[Begin PROVIDED DATA]

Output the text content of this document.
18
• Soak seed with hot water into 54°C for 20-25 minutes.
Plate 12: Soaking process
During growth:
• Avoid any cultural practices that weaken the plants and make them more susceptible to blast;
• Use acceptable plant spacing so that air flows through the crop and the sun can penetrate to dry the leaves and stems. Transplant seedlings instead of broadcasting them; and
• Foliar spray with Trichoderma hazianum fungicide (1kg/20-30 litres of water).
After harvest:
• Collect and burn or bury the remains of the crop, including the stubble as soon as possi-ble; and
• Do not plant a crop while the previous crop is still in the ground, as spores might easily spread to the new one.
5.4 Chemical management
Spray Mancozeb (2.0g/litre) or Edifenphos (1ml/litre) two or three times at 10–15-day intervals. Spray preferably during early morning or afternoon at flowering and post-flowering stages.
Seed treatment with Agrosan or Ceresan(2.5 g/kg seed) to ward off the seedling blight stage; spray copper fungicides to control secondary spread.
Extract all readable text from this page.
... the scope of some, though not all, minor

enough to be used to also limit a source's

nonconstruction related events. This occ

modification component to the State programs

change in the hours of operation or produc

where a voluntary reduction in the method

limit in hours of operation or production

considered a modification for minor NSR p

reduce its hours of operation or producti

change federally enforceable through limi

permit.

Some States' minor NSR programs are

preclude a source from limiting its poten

[End PROVIDED DATA]

__YOUR GOAL__: Copy all the lines, exactly.

__RESULT OF THIS TASK__:
Output the text content of this document.
18
• Soak seed with hot water into 54°C for 20-25 minutes.
Plate 12: Soaking process
During growth:
• Avoid any cultural practices that weaken the plants and make them more susceptible to blast;
• Use acceptable plant spacing so that air flows through the crop and the sun can penetrate to dry the leaves and stems. Transplant seedlings instead of broadcasting them; and
• Foliar spray with Trichoderma hazianum fungicide (1kg/20-30 litres of water).
After harvest:
• Collect and burn or bury the remains of the crop, including the stubble as soon as possi-ble; and
• Do not plant a crop while the previous crop is still in the ground, as spores might easily spread to the new one.
5.4 Chemical management
Spray Mancozeb (2.0g/litre) or Edifenphos (1ml/litre) two or three times at 10–15-day intervals. Spray preferably during early morning or afternoon at flowering and post-flowering stages.
Seed treatment with Agrosan or Ceresan(2.5 g/kg seed) to ward off the seedling blight stage; spray copper fungicides to control secondary spread.
Extract all readable text from this page.
... the scope of some, though not all, minor

enough to be used to also limit a source's

nonconstruction related events. This occ

modification component to the State programs

change in the hours of operation or produc

where a voluntary reduction in the method

limit in hours of operation or production

considered a modification for minor NSR p

reduce its hours of operation or producti

change federally enforceable through limi

permit.

Some States' minor NSR programs are

preclude a source from limiting its poten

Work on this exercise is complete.